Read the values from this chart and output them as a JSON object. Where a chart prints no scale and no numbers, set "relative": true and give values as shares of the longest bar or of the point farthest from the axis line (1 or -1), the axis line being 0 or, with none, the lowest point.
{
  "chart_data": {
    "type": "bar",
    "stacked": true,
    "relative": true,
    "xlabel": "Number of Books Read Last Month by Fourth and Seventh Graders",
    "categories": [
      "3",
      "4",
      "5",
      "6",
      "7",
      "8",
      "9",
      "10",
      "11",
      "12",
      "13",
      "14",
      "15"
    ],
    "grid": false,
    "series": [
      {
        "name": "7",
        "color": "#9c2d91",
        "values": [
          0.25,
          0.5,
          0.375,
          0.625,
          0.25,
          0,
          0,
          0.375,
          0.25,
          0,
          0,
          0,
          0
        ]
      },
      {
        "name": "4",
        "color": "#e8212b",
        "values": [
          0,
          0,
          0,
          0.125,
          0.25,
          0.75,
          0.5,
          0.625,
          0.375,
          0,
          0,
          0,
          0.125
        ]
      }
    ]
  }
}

__________

Copy the entries above exactly, leaving none out.

Read the values from this chart and output them as a JSON object. Where a chart prints no scale and no numbers, set "relative": true and give values as shares of the longest bar or of the point farthest from the axis line (1 or -1), the axis line being 0 or, with none, the lowest point.
{
  "chart_data": {
    "type": "bar",
    "stacked": true,
    "relative": true,
    "xlabel": "Number of Books Read Last Month by Fourth and Seventh Graders",
    "categories": [
      "3",
      "4",
      "5",
      "6",
      "7",
      "8",
      "9",
      "10",
      "11",
      "12",
      "13",
      "14",
      "15"
    ],
    "grid": false,
    "series": [
      {
        "name": "7",
        "color": "#9c2d91",
        "values": [
          0.25,
          0.5,
          0.375,
          0.625,
          0.25,
          0,
          0,
          0.375,
          0.25,
          0,
          0,
          0,
          0
        ]
      },
      {
        "name": "4",
        "color": "#e8212b",
        "values": [
          0,
          0,
          0,
          0.125,
          0.25,
          0.75,
          0.5,
          0.625,
          0.375,
          0,
          0,
          0,
          0.125
        ]
      }
    ]
  }
}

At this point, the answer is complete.